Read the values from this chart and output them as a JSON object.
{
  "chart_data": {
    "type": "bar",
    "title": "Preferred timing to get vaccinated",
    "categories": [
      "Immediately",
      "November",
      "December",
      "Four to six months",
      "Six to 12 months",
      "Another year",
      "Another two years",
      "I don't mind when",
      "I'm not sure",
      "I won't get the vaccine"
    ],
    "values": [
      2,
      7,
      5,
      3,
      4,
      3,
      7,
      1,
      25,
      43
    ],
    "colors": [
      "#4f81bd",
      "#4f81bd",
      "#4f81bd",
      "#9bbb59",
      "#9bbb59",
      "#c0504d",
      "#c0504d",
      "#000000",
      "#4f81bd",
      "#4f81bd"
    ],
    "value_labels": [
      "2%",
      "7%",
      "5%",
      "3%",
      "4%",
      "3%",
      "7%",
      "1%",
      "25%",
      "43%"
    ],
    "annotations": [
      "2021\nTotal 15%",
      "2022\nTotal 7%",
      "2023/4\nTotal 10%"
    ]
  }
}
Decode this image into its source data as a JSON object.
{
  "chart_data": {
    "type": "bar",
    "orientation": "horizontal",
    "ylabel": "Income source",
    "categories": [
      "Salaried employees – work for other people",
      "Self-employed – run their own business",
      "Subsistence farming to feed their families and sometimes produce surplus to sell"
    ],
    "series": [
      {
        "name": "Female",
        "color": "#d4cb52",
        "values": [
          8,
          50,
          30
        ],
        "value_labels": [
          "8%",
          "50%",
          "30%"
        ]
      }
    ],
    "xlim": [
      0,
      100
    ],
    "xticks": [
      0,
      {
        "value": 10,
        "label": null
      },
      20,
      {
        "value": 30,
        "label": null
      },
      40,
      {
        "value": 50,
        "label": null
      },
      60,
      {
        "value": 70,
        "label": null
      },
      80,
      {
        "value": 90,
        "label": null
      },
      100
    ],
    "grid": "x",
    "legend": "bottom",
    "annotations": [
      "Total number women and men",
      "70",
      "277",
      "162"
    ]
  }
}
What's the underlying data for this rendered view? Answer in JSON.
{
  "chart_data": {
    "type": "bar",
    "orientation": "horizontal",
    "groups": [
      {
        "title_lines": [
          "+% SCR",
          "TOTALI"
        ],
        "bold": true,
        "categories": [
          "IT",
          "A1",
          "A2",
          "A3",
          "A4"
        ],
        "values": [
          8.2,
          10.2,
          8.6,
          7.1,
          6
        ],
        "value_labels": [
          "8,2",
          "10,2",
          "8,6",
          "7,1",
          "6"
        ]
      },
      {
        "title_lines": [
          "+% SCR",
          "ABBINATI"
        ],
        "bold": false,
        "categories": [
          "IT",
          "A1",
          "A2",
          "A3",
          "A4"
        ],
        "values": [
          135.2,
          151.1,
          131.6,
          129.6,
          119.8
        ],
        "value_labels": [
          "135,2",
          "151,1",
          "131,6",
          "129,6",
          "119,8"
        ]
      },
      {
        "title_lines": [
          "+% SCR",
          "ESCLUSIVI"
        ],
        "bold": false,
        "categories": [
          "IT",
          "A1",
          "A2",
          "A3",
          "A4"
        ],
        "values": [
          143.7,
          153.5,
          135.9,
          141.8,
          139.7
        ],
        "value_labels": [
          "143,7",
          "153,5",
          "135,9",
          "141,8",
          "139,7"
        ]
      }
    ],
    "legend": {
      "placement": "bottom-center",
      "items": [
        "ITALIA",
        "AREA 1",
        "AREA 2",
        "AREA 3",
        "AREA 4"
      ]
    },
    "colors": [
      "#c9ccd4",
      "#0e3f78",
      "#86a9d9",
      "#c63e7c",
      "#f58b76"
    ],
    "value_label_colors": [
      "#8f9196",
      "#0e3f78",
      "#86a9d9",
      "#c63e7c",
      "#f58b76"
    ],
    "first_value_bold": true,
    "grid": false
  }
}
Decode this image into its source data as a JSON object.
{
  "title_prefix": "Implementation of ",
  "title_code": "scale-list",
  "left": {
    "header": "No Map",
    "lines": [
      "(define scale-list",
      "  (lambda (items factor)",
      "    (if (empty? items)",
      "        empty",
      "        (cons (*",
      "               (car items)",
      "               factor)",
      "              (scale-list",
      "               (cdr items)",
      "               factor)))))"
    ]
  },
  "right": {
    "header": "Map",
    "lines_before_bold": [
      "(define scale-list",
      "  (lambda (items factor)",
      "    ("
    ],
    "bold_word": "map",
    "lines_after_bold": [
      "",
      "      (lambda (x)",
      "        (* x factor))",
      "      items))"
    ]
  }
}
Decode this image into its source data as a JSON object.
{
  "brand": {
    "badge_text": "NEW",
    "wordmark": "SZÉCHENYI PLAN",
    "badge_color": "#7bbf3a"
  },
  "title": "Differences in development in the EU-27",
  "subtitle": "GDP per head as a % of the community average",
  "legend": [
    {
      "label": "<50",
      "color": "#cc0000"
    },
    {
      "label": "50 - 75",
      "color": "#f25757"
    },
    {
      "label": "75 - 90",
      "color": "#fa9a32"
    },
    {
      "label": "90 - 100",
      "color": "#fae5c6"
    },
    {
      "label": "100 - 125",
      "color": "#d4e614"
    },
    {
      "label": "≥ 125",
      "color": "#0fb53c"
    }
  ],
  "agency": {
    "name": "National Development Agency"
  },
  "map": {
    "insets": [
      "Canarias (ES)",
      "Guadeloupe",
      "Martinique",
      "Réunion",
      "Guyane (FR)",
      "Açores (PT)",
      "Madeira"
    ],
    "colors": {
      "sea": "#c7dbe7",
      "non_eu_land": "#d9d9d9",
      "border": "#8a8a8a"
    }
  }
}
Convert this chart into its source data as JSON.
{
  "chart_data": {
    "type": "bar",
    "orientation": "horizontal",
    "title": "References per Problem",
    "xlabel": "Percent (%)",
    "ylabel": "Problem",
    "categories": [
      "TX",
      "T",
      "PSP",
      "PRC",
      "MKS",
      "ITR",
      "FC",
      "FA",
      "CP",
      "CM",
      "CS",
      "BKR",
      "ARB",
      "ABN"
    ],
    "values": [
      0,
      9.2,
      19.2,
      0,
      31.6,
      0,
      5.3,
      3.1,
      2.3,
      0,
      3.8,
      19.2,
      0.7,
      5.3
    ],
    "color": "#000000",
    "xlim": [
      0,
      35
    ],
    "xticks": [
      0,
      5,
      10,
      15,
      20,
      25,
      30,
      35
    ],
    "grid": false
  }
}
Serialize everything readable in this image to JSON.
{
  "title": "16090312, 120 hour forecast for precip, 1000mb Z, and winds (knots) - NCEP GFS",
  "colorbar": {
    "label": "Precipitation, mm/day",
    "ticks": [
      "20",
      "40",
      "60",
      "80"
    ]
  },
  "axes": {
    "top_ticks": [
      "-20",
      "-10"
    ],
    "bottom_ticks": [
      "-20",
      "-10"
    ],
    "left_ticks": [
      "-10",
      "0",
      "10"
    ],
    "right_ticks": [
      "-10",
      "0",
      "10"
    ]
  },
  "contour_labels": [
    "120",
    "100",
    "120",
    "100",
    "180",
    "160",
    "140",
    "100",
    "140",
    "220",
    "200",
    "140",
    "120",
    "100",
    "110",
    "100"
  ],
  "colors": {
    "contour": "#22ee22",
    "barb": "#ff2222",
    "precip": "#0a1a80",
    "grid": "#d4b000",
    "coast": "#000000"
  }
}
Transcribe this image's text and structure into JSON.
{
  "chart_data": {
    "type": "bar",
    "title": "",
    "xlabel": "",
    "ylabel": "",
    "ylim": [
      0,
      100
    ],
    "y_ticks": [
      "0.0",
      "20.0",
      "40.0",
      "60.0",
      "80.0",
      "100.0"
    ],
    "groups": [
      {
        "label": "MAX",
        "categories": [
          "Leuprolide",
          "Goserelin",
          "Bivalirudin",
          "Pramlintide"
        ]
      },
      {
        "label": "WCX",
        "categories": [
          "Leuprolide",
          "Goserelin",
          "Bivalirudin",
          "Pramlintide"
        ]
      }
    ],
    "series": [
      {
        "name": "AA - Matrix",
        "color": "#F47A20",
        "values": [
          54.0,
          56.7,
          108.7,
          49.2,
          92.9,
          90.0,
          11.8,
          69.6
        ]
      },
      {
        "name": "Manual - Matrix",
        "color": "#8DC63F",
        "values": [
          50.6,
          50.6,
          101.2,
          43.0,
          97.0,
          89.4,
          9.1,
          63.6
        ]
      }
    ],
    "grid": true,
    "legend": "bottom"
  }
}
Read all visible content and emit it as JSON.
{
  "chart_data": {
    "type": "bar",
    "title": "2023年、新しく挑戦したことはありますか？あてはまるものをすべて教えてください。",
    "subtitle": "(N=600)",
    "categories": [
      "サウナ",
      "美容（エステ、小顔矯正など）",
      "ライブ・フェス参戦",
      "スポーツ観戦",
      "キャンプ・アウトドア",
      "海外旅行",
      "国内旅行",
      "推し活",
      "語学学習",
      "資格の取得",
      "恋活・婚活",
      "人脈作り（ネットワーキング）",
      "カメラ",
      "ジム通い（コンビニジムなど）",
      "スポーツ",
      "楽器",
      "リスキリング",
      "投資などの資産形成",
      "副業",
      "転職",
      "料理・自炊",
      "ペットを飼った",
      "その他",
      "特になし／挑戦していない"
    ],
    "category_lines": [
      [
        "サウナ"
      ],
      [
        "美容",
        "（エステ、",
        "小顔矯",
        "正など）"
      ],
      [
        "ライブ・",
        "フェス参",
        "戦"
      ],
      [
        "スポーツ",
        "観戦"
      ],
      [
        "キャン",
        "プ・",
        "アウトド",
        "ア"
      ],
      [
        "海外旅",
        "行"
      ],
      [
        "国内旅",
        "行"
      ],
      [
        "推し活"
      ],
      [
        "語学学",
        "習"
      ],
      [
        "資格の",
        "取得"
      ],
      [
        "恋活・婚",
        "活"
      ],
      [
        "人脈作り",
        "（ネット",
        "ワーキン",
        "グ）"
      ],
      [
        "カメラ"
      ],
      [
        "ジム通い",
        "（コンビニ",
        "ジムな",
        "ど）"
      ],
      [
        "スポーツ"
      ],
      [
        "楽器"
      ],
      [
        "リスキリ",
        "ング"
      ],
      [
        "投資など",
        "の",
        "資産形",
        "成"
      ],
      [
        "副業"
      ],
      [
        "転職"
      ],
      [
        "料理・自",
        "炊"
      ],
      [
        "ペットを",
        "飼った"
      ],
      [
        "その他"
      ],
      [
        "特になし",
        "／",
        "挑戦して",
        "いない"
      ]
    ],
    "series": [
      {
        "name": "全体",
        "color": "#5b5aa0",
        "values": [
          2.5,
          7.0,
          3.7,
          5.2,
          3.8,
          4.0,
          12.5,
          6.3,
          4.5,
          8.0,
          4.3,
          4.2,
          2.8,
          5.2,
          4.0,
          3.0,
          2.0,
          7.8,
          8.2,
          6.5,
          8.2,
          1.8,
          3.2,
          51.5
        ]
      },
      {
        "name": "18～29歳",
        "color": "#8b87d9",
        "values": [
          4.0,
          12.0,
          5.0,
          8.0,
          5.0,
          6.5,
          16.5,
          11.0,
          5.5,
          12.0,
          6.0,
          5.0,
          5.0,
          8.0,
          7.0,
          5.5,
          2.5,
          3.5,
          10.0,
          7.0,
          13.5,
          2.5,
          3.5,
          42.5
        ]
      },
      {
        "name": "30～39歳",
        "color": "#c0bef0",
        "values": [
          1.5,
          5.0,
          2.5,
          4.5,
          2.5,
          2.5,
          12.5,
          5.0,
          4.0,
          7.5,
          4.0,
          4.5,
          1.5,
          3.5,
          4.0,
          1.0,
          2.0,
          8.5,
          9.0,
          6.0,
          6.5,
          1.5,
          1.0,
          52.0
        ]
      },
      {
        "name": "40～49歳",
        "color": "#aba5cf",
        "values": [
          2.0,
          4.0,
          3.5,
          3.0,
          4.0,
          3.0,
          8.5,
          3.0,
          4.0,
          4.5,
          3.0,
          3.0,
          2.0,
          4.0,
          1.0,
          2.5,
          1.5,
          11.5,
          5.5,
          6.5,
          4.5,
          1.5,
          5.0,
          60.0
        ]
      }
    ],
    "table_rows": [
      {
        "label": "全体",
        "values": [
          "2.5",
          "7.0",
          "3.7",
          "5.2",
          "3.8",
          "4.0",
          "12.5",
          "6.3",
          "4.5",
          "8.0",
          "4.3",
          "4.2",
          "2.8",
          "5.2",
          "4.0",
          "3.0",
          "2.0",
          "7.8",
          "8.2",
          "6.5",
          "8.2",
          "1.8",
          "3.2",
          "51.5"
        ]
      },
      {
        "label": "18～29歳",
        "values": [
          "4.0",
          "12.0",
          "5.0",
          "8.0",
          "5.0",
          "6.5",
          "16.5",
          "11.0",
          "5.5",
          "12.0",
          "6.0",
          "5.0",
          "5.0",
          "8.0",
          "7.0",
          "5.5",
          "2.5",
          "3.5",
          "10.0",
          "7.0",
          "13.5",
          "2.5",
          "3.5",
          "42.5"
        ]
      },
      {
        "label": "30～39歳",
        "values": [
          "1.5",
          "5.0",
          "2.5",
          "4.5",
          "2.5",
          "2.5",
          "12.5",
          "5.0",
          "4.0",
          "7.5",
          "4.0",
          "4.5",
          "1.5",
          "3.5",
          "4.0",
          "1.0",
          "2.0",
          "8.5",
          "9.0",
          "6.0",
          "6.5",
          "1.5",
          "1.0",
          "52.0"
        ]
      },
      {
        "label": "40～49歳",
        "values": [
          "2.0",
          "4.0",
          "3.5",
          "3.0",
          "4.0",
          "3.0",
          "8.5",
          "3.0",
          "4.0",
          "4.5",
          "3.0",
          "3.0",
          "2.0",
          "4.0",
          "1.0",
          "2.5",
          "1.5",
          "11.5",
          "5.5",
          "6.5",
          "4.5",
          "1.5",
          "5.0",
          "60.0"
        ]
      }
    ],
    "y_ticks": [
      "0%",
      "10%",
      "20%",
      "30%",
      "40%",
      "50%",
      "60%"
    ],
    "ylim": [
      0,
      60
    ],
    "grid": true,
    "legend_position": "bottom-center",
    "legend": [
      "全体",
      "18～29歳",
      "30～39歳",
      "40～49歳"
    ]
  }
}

━━━━━━━━

■ Description of the task ■
Identify the lines in the entries that hold "items" and return each one.

■ Solution below ■
      "items": [
      "  (lambda (items factor)",
      "    (if (empty? items)",
      "               (car items)",
      "               (cdr items)",
      "  (lambda (items factor)",
      "      items))"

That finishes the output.